▶ **Short problem A**
In the dataset download instructions, which DuckDB release is the Map type inference feature scheduled for?

▶ **Provided passage**
This script downloads the RealNest dataset - the nested fields of the various Parquet and JSON datasets.
If a table has more rows than requested, only the last n
rows are downloaded to get the latest data available. Hence,
each run of the script might download different data.
- Python >= 3.9
- Large enough disk space to store the downloaded data. Please note that the dataset is downloaded in parallel, and the downloaded data size can be much larger than the compressed size of the dataset.
Install the Python dependencies using the following command:
pip3 install -r requirements.txt
This script requires Map type inference functionality of DuckDB JSON reader, which is scheduled to be released in DuckDB v1.1.0. Until then, one can do the following to install DuckDB v0.10.2 with the required feature from the source:
- Follow DuckDB Build Prerequisites page to install the required DuckDB build dependencies.
- Clone the patched DuckDB repository:
git clone -b v0.10.2-with-json-map --single-branch https://github.com/ZiyaZa/duckdb.git
- If using a Python virtual environment, make sure it is activated.

(Coordinate annotation records)
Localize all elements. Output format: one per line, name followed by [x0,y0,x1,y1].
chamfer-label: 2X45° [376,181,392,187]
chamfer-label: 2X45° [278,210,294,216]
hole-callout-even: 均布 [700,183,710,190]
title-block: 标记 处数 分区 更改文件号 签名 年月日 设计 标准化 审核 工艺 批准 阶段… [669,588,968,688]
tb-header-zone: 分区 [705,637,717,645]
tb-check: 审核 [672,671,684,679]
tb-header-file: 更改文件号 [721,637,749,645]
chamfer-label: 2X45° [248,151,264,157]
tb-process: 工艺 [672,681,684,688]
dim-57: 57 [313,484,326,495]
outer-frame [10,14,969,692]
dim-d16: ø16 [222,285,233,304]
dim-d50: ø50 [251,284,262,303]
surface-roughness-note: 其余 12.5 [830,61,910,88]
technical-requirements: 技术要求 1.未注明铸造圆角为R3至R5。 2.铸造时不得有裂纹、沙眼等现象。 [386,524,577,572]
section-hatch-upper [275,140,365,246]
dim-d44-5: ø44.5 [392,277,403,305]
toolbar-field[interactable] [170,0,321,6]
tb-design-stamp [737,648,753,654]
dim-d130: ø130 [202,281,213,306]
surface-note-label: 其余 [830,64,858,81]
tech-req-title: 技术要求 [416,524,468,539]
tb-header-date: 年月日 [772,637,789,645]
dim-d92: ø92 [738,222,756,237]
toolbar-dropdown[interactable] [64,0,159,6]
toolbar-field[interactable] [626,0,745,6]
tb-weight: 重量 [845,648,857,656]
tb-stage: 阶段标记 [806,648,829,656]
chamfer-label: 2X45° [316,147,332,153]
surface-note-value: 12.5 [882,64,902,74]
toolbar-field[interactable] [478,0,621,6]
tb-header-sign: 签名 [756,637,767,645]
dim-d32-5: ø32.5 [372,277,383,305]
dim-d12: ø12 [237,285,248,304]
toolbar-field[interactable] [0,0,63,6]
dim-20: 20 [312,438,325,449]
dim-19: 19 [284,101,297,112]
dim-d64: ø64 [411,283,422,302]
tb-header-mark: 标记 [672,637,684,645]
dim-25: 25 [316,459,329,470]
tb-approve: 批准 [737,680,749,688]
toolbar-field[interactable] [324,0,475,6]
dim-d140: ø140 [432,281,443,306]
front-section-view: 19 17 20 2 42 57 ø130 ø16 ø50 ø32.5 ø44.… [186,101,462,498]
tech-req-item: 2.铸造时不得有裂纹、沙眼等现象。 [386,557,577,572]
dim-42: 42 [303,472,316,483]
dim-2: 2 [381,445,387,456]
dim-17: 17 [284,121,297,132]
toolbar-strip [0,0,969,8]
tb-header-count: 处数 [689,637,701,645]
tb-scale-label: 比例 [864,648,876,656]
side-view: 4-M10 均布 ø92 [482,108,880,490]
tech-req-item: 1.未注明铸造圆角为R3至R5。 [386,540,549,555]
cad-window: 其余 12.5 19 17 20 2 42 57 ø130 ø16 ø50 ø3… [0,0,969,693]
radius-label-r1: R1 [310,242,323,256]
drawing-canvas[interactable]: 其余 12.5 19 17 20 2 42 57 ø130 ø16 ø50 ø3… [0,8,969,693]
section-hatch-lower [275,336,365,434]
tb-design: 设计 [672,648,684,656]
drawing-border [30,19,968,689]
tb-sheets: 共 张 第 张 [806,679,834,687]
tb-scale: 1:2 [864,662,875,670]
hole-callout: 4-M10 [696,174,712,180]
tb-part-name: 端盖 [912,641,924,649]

▶ **Short problem B**
Reproduce the records from their first line up to and including the line that contains "outer-frame [10,14,969,692]".

▶ **Written response A**
DuckDB v1.1.0

▶ **Written response B**
Localize all elements. Output format: one per line, name followed by [x0,y0,x1,y1].
chamfer-label: 2X45° [376,181,392,187]
chamfer-label: 2X45° [278,210,294,216]
hole-callout-even: 均布 [700,183,710,190]
title-block: 标记 处数 分区 更改文件号 签名 年月日 设计 标准化 审核 工艺 批准 阶段… [669,588,968,688]
tb-header-zone: 分区 [705,637,717,645]
tb-check: 审核 [672,671,684,679]
tb-header-file: 更改文件号 [721,637,749,645]
chamfer-label: 2X45° [248,151,264,157]
tb-process: 工艺 [672,681,684,688]
dim-57: 57 [313,484,326,495]
outer-frame [10,14,969,692]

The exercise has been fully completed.